Items from a figure collection:
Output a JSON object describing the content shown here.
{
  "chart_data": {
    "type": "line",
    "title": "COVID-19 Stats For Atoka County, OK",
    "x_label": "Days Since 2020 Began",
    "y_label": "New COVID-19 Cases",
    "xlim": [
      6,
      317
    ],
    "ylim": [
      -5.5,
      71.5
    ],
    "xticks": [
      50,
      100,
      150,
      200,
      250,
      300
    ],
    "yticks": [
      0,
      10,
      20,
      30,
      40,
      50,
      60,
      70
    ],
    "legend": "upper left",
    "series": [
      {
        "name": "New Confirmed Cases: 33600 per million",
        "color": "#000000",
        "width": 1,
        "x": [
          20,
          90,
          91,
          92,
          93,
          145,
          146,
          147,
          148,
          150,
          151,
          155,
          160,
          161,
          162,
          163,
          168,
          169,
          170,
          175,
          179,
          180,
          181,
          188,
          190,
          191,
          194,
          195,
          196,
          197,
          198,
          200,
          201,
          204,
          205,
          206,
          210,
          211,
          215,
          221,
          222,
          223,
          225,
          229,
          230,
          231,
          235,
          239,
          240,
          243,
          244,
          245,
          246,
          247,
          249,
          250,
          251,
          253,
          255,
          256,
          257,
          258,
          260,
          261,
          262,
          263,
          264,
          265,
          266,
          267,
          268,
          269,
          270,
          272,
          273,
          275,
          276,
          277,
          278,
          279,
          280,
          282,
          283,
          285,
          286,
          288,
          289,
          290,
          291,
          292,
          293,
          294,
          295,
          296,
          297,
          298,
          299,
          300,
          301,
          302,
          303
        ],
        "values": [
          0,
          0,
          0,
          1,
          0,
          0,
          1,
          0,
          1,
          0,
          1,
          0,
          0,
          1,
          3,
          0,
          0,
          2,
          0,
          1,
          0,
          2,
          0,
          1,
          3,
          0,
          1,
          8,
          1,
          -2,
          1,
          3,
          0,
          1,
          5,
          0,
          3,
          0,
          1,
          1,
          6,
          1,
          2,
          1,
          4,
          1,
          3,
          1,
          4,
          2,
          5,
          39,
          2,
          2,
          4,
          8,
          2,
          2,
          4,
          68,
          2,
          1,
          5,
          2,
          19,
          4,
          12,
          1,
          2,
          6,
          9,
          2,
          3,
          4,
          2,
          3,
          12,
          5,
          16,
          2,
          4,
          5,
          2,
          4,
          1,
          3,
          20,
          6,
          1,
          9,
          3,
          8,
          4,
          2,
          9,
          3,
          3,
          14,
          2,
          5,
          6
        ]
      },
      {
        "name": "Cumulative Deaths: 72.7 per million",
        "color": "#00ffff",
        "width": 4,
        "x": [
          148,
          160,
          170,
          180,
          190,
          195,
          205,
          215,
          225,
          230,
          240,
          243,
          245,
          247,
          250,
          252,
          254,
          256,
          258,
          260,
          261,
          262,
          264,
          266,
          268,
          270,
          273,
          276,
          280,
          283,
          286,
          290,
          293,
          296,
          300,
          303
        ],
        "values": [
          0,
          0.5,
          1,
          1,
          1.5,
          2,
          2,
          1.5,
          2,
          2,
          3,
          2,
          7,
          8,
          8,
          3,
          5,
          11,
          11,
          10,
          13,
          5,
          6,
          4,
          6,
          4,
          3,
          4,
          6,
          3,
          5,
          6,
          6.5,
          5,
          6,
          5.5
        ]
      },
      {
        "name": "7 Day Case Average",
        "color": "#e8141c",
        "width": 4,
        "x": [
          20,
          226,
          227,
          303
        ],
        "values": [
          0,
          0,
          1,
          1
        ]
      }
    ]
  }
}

WORK REQUIRED
Every record shown above should be written out again exactly.

TASK RESPONSE
Output a JSON object describing the content shown here.
{
  "chart_data": {
    "type": "line",
    "title": "COVID-19 Stats For Atoka County, OK",
    "x_label": "Days Since 2020 Began",
    "y_label": "New COVID-19 Cases",
    "xlim": [
      6,
      317
    ],
    "ylim": [
      -5.5,
      71.5
    ],
    "xticks": [
      50,
      100,
      150,
      200,
      250,
      300
    ],
    "yticks": [
      0,
      10,
      20,
      30,
      40,
      50,
      60,
      70
    ],
    "legend": "upper left",
    "series": [
      {
        "name": "New Confirmed Cases: 33600 per million",
        "color": "#000000",
        "width": 1,
        "x": [
          20,
          90,
          91,
          92,
          93,
          145,
          146,
          147,
          148,
          150,
          151,
          155,
          160,
          161,
          162,
          163,
          168,
          169,
          170,
          175,
          179,
          180,
          181,
          188,
          190,
          191,
          194,
          195,
          196,
          197,
          198,
          200,
          201,
          204,
          205,
          206,
          210,
          211,
          215,
          221,
          222,
          223,
          225,
          229,
          230,
          231,
          235,
          239,
          240,
          243,
          244,
          245,
          246,
          247,
          249,
          250,
          251,
          253,
          255,
          256,
          257,
          258,
          260,
          261,
          262,
          263,
          264,
          265,
          266,
          267,
          268,
          269,
          270,
          272,
          273,
          275,
          276,
          277,
          278,
          279,
          280,
          282,
          283,
          285,
          286,
          288,
          289,
          290,
          291,
          292,
          293,
          294,
          295,
          296,
          297,
          298,
          299,
          300,
          301,
          302,
          303
        ],
        "values": [
          0,
          0,
          0,
          1,
          0,
          0,
          1,
          0,
          1,
          0,
          1,
          0,
          0,
          1,
          3,
          0,
          0,
          2,
          0,
          1,
          0,
          2,
          0,
          1,
          3,
          0,
          1,
          8,
          1,
          -2,
          1,
          3,
          0,
          1,
          5,
          0,
          3,
          0,
          1,
          1,
          6,
          1,
          2,
          1,
          4,
          1,
          3,
          1,
          4,
          2,
          5,
          39,
          2,
          2,
          4,
          8,
          2,
          2,
          4,
          68,
          2,
          1,
          5,
          2,
          19,
          4,
          12,
          1,
          2,
          6,
          9,
          2,
          3,
          4,
          2,
          3,
          12,
          5,
          16,
          2,
          4,
          5,
          2,
          4,
          1,
          3,
          20,
          6,
          1,
          9,
          3,
          8,
          4,
          2,
          9,
          3,
          3,
          14,
          2,
          5,
          6
        ]
      },
      {
        "name": "Cumulative Deaths: 72.7 per million",
        "color": "#00ffff",
        "width": 4,
        "x": [
          148,
          160,
          170,
          180,
          190,
          195,
          205,
          215,
          225,
          230,
          240,
          243,
          245,
          247,
          250,
          252,
          254,
          256,
          258,
          260,
          261,
          262,
          264,
          266,
          268,
          270,
          273,
          276,
          280,
          283,
          286,
          290,
          293,
          296,
          300,
          303
        ],
        "values": [
          0,
          0.5,
          1,
          1,
          1.5,
          2,
          2,
          1.5,
          2,
          2,
          3,
          2,
          7,
          8,
          8,
          3,
          5,
          11,
          11,
          10,
          13,
          5,
          6,
          4,
          6,
          4,
          3,
          4,
          6,
          3,
          5,
          6,
          6.5,
          5,
          6,
          5.5
        ]
      },
      {
        "name": "7 Day Case Average",
        "color": "#e8141c",
        "width": 4,
        "x": [
          20,
          226,
          227,
          303
        ],
        "values": [
          0,
          0,
          1,
          1
        ]
      }
    ]
  }
}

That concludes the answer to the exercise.